Figure dataset records
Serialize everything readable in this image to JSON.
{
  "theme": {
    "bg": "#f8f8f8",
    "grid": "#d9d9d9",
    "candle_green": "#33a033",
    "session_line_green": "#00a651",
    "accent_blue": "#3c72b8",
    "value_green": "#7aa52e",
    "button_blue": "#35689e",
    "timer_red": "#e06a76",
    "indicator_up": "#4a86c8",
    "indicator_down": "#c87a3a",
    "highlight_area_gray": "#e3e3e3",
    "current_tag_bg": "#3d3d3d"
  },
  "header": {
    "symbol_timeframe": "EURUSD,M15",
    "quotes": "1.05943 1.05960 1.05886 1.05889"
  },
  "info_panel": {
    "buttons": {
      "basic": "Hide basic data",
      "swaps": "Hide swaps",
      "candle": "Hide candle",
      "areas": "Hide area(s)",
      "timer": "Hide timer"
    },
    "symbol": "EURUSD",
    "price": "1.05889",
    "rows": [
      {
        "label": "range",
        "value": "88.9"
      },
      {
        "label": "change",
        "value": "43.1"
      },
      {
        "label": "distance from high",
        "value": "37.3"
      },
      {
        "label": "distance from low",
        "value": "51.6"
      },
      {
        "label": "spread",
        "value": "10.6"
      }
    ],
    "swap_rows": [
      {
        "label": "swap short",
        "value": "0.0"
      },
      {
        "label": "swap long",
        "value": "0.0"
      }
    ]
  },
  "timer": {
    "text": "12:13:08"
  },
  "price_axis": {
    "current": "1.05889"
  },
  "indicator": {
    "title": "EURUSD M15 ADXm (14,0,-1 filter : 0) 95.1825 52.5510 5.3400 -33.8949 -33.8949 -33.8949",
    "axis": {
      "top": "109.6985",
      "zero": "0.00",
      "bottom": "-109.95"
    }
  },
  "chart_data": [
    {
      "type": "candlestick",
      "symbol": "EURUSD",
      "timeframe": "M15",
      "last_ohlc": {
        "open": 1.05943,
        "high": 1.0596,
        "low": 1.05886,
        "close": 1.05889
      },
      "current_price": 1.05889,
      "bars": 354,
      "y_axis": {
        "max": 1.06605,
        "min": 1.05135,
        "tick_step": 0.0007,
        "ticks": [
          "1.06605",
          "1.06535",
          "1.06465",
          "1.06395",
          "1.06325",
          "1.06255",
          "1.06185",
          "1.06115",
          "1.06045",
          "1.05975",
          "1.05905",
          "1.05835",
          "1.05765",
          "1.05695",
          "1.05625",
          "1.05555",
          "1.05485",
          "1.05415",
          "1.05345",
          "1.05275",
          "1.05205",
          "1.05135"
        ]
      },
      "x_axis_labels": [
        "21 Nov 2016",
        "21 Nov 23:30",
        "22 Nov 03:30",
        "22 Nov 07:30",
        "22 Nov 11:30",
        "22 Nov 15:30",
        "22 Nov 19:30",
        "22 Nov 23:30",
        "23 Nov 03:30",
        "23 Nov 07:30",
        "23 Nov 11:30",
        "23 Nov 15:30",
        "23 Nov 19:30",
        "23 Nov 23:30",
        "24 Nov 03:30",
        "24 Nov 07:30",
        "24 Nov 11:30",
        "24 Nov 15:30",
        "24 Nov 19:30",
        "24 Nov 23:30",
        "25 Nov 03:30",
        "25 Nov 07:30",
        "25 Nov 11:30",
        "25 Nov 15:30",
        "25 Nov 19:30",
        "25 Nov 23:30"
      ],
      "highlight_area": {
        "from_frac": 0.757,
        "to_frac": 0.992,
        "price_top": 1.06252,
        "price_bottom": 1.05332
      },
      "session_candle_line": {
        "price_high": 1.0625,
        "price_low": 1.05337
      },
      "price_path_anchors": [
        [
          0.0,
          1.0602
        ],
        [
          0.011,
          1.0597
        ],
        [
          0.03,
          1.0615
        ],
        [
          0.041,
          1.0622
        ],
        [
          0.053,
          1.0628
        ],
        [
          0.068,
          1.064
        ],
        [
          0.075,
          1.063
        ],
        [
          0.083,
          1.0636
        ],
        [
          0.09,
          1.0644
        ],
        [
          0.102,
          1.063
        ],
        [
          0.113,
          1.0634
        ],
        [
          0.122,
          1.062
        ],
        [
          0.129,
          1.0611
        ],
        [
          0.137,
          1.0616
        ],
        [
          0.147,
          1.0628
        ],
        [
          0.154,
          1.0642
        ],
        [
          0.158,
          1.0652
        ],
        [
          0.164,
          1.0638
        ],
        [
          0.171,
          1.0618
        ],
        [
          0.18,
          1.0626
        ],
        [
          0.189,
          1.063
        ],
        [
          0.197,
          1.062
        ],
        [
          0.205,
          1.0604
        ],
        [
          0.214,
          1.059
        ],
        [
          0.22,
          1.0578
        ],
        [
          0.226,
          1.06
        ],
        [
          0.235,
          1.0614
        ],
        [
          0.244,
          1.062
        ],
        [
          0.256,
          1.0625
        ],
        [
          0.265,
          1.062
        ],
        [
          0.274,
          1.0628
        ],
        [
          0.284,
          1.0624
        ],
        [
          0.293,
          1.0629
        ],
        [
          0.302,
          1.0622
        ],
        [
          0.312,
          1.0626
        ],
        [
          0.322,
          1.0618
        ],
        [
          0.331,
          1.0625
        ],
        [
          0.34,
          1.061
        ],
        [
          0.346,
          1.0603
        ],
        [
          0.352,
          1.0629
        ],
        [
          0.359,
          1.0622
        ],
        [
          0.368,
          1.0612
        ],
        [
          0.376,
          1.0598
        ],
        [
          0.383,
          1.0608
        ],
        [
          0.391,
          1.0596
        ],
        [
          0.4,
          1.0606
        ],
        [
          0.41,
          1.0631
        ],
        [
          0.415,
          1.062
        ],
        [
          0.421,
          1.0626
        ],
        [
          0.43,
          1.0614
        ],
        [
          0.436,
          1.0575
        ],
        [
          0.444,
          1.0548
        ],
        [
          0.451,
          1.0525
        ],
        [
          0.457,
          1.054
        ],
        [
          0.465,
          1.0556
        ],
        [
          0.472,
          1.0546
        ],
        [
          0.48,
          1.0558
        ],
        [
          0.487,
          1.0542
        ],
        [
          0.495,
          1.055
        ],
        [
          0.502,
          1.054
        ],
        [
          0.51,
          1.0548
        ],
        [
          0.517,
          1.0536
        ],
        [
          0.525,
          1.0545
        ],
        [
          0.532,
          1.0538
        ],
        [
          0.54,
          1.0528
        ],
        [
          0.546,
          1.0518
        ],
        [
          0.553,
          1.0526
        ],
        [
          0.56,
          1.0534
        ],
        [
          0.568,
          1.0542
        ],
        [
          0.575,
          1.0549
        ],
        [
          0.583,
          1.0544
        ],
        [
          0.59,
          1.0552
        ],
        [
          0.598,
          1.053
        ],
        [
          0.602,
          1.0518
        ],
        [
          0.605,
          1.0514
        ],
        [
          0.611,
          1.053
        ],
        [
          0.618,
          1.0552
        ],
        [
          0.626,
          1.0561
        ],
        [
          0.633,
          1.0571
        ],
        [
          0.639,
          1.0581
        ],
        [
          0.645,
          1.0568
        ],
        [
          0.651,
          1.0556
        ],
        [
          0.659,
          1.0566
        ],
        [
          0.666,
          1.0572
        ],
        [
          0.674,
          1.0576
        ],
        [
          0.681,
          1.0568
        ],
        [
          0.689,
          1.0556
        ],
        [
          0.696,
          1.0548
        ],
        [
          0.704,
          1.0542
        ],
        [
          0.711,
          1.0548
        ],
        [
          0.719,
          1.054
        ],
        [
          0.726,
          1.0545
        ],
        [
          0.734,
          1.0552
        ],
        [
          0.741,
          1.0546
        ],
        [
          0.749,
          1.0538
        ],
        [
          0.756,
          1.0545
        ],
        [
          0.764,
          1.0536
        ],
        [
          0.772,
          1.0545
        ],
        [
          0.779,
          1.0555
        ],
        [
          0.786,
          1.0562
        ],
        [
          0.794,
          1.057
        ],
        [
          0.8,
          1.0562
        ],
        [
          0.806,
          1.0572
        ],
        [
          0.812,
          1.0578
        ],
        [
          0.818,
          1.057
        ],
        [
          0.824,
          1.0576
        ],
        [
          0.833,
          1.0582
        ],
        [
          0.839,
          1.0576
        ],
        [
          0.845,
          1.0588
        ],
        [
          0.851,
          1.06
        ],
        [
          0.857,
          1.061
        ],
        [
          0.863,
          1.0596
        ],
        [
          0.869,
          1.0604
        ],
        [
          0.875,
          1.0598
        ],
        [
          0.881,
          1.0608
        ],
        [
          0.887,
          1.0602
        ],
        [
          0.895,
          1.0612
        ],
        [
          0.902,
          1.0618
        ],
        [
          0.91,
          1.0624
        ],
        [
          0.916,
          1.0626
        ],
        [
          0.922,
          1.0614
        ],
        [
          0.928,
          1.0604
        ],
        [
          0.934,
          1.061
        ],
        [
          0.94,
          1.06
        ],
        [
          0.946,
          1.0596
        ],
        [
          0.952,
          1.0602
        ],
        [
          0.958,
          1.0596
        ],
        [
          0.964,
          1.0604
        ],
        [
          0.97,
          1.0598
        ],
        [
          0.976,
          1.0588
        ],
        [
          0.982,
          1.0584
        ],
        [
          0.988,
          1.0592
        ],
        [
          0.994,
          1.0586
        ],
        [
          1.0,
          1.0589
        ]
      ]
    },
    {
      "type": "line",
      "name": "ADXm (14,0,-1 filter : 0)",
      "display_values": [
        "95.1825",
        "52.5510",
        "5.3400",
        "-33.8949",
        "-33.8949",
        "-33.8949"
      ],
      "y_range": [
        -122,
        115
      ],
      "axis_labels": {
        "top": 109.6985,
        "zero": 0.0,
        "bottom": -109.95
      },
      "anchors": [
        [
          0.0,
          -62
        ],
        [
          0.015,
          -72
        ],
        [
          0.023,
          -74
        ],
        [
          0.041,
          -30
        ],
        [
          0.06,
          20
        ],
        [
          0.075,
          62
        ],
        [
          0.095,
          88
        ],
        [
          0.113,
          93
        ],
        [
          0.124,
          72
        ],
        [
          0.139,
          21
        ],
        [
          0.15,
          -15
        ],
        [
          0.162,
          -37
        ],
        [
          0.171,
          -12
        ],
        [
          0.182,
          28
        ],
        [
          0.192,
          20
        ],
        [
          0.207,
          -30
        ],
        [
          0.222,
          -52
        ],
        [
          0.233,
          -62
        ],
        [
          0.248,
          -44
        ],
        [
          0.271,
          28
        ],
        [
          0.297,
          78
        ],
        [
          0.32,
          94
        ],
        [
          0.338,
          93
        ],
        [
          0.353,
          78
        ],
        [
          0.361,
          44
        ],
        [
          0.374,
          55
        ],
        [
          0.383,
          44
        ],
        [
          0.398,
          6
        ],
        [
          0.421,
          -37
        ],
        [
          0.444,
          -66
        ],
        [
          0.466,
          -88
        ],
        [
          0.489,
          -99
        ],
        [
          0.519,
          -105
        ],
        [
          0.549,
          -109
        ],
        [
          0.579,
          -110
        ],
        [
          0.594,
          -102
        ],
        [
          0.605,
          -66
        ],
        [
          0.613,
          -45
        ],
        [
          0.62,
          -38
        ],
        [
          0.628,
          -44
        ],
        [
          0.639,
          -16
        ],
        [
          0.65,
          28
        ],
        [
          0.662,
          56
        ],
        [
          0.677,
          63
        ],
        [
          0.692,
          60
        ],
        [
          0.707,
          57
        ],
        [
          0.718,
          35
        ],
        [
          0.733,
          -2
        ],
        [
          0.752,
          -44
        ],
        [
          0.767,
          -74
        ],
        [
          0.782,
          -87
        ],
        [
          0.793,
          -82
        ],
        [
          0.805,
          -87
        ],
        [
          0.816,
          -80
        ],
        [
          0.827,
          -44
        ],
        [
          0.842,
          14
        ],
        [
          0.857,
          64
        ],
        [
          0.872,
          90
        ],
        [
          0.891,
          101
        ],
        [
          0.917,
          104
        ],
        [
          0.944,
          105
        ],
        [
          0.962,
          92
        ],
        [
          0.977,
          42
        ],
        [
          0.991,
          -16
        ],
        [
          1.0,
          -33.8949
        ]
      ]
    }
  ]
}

WHAT IS EXPECTED
Every line of the records that includes the word "EURUSD" should be gathered.

WORKED ANSWER
    "symbol_timeframe": "EURUSD,M15",
    "symbol": "EURUSD",
    "title": "EURUSD M15 ADXm (14,0,-1 filter : 0) 95.1825 52.5510 5.3400 -33.8949 -33.8949 -33.8949",
      "symbol": "EURUSD",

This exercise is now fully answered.